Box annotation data
--------------------------------------------------
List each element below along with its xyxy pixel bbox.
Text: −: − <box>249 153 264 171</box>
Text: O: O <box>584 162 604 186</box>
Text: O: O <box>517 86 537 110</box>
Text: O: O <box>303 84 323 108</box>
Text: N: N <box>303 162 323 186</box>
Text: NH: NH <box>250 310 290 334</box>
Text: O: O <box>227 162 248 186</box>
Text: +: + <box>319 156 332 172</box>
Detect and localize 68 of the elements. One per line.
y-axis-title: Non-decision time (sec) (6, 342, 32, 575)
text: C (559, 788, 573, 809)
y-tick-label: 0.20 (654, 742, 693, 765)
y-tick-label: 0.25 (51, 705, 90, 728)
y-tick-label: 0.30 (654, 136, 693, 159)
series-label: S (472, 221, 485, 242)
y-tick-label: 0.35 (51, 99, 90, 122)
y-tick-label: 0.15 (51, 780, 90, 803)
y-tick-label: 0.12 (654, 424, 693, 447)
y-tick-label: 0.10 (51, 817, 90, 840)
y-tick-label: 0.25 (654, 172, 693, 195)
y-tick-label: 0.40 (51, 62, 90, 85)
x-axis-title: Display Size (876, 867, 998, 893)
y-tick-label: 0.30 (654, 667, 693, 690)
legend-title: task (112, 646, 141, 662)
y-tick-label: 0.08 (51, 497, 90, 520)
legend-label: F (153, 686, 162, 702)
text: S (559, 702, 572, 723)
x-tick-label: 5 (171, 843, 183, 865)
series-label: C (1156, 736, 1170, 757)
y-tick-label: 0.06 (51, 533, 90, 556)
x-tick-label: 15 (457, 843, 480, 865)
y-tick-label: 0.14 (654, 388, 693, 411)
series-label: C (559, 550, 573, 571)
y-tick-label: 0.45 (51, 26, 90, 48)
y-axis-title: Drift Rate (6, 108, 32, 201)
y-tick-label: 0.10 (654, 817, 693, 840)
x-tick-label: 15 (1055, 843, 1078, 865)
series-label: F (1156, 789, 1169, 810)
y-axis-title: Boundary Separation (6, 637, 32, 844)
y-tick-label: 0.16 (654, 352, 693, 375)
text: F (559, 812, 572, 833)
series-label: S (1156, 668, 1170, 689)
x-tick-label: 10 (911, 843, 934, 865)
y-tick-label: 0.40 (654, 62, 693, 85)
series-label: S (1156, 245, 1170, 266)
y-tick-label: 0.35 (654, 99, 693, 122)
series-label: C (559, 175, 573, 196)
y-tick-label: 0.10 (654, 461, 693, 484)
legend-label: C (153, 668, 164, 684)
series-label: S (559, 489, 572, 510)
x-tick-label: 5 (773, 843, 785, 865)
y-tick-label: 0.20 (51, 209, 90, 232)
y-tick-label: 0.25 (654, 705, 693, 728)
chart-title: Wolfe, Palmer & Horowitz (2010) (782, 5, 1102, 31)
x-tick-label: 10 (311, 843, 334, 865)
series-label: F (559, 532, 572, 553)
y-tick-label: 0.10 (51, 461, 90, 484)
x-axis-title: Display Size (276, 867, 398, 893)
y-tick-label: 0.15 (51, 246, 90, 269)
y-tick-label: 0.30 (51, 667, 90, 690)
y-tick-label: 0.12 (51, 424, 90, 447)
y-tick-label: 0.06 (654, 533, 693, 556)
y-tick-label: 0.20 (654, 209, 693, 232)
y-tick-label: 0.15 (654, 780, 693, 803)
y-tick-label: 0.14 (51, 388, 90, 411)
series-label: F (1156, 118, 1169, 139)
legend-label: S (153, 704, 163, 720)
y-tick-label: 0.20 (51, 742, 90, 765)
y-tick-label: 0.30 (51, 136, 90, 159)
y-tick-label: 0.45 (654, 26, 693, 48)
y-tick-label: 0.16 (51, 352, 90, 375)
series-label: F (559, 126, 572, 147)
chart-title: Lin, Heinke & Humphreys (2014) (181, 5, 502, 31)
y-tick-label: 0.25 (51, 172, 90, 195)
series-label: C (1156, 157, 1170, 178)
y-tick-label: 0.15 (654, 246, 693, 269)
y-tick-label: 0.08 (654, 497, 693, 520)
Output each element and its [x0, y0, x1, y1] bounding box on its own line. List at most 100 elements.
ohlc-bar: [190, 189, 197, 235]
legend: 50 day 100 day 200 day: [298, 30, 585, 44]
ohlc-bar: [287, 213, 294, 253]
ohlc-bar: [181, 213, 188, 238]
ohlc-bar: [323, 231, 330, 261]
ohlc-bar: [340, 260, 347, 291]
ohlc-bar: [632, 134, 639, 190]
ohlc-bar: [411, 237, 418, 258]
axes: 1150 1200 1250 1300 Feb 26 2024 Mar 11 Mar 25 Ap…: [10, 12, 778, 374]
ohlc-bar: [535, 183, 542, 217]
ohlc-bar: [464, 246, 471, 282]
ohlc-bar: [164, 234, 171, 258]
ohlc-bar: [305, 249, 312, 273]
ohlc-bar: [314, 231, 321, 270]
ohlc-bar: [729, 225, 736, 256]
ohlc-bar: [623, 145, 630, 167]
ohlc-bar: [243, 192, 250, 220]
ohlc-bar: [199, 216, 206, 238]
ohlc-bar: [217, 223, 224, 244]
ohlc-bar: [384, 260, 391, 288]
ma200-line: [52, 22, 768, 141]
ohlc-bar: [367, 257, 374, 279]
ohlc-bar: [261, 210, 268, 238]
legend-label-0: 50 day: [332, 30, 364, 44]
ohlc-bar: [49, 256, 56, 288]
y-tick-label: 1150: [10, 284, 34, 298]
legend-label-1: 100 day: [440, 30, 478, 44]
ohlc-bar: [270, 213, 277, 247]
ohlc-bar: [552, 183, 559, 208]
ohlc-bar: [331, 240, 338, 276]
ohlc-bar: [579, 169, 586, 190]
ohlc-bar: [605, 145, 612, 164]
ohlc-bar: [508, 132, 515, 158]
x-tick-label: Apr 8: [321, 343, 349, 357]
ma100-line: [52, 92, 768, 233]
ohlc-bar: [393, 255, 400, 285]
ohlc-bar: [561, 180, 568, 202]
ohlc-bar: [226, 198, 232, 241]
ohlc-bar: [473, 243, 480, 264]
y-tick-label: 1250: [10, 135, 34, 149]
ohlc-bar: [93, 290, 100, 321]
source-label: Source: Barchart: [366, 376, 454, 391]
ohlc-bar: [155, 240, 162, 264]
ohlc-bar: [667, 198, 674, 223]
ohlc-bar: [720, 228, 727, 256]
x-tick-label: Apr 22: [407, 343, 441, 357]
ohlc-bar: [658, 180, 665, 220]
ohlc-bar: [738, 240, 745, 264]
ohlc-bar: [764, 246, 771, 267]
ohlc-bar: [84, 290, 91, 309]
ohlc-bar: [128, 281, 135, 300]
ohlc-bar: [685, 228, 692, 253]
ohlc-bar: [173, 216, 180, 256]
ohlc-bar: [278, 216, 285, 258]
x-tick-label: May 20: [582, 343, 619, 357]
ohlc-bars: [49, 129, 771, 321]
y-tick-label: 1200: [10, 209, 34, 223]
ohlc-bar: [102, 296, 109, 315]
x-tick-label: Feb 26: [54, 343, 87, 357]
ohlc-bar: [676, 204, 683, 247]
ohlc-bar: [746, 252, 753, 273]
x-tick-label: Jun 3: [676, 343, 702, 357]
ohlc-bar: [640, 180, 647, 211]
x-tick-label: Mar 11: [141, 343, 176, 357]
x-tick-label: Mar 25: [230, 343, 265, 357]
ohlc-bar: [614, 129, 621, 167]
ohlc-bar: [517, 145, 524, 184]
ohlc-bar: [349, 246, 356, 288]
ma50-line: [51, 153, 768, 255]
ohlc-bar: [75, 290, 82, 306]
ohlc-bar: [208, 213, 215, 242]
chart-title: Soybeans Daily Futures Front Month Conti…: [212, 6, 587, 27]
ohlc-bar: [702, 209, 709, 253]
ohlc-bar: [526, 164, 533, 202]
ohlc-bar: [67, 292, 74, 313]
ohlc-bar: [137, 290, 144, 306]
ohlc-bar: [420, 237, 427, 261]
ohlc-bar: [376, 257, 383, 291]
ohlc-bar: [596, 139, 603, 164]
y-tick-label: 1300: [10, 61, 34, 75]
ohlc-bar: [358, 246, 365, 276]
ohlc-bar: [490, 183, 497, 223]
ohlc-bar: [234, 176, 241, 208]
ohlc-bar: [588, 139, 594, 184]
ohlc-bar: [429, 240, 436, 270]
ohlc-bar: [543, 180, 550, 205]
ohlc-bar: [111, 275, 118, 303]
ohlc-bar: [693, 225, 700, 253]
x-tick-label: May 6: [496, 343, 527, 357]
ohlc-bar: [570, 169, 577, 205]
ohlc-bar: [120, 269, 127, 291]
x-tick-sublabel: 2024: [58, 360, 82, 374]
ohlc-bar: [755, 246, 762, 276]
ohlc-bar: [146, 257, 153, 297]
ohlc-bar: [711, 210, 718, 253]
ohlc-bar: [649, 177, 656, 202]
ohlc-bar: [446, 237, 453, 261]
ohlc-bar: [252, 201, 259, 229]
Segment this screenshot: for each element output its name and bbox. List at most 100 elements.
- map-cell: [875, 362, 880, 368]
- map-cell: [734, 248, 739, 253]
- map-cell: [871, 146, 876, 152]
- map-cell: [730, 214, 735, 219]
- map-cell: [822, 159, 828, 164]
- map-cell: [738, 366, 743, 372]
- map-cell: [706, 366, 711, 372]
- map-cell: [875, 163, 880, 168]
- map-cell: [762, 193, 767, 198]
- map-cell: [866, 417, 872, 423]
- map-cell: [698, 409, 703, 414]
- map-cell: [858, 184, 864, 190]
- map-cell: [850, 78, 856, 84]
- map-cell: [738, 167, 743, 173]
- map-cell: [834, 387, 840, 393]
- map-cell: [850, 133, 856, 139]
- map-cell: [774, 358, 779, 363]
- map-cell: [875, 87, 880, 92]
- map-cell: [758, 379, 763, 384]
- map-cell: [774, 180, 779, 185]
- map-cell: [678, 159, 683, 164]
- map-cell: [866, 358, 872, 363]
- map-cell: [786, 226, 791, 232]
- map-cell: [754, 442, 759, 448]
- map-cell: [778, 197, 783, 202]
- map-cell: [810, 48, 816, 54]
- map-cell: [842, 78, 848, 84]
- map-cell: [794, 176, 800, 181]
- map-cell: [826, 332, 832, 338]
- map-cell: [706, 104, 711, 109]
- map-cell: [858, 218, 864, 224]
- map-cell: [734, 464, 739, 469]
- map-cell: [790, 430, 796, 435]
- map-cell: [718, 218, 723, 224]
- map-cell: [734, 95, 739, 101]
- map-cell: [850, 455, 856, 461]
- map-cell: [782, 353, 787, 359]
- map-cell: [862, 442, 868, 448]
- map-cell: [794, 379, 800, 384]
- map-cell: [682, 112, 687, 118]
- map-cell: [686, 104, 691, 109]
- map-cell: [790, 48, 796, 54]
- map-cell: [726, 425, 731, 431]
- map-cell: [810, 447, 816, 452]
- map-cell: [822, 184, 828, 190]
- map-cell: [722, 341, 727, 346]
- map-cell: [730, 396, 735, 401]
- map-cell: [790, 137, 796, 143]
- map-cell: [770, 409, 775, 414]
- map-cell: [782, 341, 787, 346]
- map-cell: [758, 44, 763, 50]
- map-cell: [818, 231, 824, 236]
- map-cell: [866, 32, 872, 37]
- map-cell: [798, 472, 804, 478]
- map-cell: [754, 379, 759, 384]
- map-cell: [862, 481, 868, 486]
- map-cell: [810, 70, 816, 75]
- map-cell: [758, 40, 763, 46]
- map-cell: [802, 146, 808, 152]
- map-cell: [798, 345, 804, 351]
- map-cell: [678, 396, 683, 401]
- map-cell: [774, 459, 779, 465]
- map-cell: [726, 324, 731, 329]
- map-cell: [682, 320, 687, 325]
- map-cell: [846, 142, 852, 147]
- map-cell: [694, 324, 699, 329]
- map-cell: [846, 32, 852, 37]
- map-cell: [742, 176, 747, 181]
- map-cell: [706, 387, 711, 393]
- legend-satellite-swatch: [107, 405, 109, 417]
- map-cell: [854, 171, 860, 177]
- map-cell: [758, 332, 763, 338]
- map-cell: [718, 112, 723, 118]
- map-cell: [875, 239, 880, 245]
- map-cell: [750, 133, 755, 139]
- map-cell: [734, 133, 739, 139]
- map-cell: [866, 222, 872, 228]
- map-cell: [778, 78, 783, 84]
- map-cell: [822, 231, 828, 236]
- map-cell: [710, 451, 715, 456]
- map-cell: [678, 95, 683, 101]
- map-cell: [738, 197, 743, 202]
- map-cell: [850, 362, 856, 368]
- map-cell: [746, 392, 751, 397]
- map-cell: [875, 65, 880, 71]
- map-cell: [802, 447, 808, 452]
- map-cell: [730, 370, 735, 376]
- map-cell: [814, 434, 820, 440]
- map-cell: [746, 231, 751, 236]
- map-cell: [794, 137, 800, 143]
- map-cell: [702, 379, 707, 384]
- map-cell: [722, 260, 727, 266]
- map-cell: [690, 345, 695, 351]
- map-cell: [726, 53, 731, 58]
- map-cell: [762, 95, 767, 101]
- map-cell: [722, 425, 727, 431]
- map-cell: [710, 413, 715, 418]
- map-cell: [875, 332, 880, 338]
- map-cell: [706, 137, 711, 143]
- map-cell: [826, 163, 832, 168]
--------------------------------------------------
What is required: Rewrite the entries above, from the first line up to and including the line with "legend-label: C (153, 668, 164, 684)", as a Markdown table with the columns "Row" and "Entry line", numbering each row and leaving out blank lines.

Result of this task:
| Row | Entry line |
|---|---|
| 1 | List each element below along with its xyxy pixel bbox. |
| 2 | Text: −: − <box>249 153 264 171</box> |
| 3 | Text: O: O <box>584 162 604 186</box> |
| 4 | Text: O: O <box>517 86 537 110</box> |
| 5 | Text: O: O <box>303 84 323 108</box> |
| 6 | Text: N: N <box>303 162 323 186</box> |
| 7 | Text: NH: NH <box>250 310 290 334</box> |
| 8 | Text: O: O <box>227 162 248 186</box> |
| 9 | Text: +: + <box>319 156 332 172</box> |
| 10 | Detect and localize 68 of the elements. One per line. |
| 11 | y-axis-title: Non-decision time (sec) (6, 342, 32, 575) |
| 12 | text: C (559, 788, 573, 809) |
| 13 | y-tick-label: 0.20 (654, 742, 693, 765) |
| 14 | y-tick-label: 0.25 (51, 705, 90, 728) |
| 15 | y-tick-label: 0.30 (654, 136, 693, 159) |
| 16 | series-label: S (472, 221, 485, 242) |
| 17 | y-tick-label: 0.35 (51, 99, 90, 122) |
| 18 | y-tick-label: 0.15 (51, 780, 90, 803) |
| 19 | y-tick-label: 0.12 (654, 424, 693, 447) |
| 20 | y-tick-label: 0.10 (51, 817, 90, 840) |
| 21 | y-tick-label: 0.25 (654, 172, 693, 195) |
| 22 | y-tick-label: 0.40 (51, 62, 90, 85) |
| 23 | x-axis-title: Display Size (876, 867, 998, 893) |
| 24 | y-tick-label: 0.30 (654, 667, 693, 690) |
| 25 | legend-title: task (112, 646, 141, 662) |
| 26 | y-tick-label: 0.08 (51, 497, 90, 520) |
| 27 | legend-label: F (153, 686, 162, 702) |
| 28 | text: S (559, 702, 572, 723) |
| 29 | x-tick-label: 5 (171, 843, 183, 865) |
| 30 | series-label: C (1156, 736, 1170, 757) |
| 31 | y-tick-label: 0.06 (51, 533, 90, 556) |
| 32 | x-tick-label: 15 (457, 843, 480, 865) |
| 33 | y-tick-label: 0.14 (654, 388, 693, 411) |
| 34 | series-label: C (559, 550, 573, 571) |
| 35 | y-tick-label: 0.45 (51, 26, 90, 48) |
| 36 | y-axis-title: Drift Rate (6, 108, 32, 201) |
| 37 | y-tick-label: 0.10 (654, 817, 693, 840) |
| 38 | x-tick-label: 15 (1055, 843, 1078, 865) |
| 39 | series-label: F (1156, 789, 1169, 810) |
| 40 | y-axis-title: Boundary Separation (6, 637, 32, 844) |
| 41 | y-tick-label: 0.16 (654, 352, 693, 375) |
| 42 | text: F (559, 812, 572, 833) |
| 43 | series-label: S (1156, 668, 1170, 689) |
| 44 | x-tick-label: 10 (911, 843, 934, 865) |
| 45 | y-tick-label: 0.40 (654, 62, 693, 85) |
| 46 | series-label: S (1156, 245, 1170, 266) |
| 47 | y-tick-label: 0.35 (654, 99, 693, 122) |
| 48 | series-label: C (559, 175, 573, 196) |
| 49 | y-tick-label: 0.10 (654, 461, 693, 484) |
| 50 | legend-label: C (153, 668, 164, 684) |